| STATED TASK |
Write out the passage on internet safety from "How to Talk" up to and including "up the stairs.".

--- TEXT BLOCK ---

How to Talk to Your Kids about Internet Safety: Roblox edition.

A 4S test case.

Our son just got really into Roblox and was chattering to us happily after screen time was over. He mentioned something another player said on his way out of the kitchen. “Is this a game where the players talk with each other?” my husband asked. I could hear tension in his voice. 

“Yes, but only typing what you want to say,” our son explained, starting to walk up the stairs. 

“You know that…” my husband started to yell after our son. I stopped him. 

“Later,” I said. I took a deep sigh and my husband mimicked me. My husband looked like he was about to keep shouting internet safety instructions at our son, who was already upstairs. I asked him to look at me. “Later,” I repeated, again sighing. As I could tell my husband could really see me now, I said, “Let’s try something about this at dinner. It’s a better time, and that way we can include both the boys. We can make sure they are really hearing us.” My husband sighed again and let his shoulders relax. 

Internet Safety for Kids/The Primary Carer. Children playing on smart phone.

Photo by Tim Gouw on Unsplash

That night at dinner, our son was regaling us with exciting tales of the flash flood he had outsmarted during Roblox that day. We listened carefully, exclaiming our wonder at all the right parts. When he’d been heard I could tell he might be ready to hear us. “Daddy has something to tell you about internet safety and kids. He knows a lot about that.”

The boys looked up attentively. “Score!” said my inner monologue. They were not always interested like this. My husband did a great job and started asking questions about situations. 

“What do you do if another player asks you for your real name?” The kids immediately launched into all sorts of scenarios about not telling personal information. It turned out the school had done a great job educating them about internet safety tips and they had taken it seriously. 

“There can be creepy grownups pretending to be kids,” said one boy. 

“Yes, players will only talk about stuff in the game. If they ask about stuff in the real world I won’t talk to them,” said the other. 

“Yeah, my real friends would already know my player name and won’t need to ask for my real name,” said the first. 

Sounds like they had gotten the message. Job done. Right?

No, of course not. We will need to continue to monitor parental controls and kid safe settings. We will continue to ask them questions about their gaming and the types of conversations they may have. 

We will work hard to create an open environment where they will tell us what’s going on. At the same time we will watch over them in case they get in a sticky situation and don’t tell us everything.

--- RECORDED INFORMATION ---

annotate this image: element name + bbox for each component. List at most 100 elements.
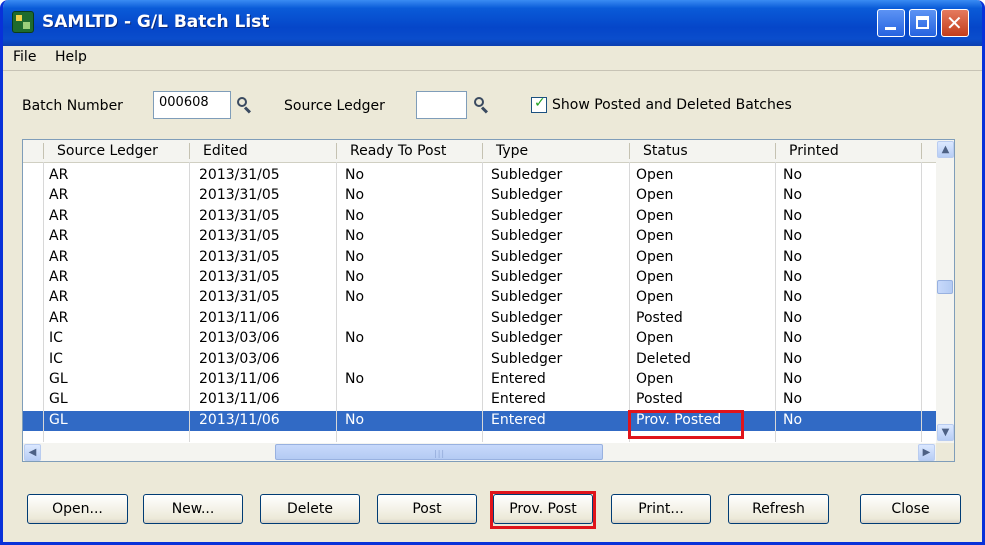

---

| CORRECT ANSWER |
How to Talk to Your Kids about Internet Safety: Roblox edition.

A 4S test case.

Our son just got really into Roblox and was chattering to us happily after screen time was over. He mentioned something another player said on his way out of the kitchen. “Is this a game where the players talk with each other?” my husband asked. I could hear tension in his voice. 

“Yes, but only typing what you want to say,” our son explained, starting to walk up the stairs.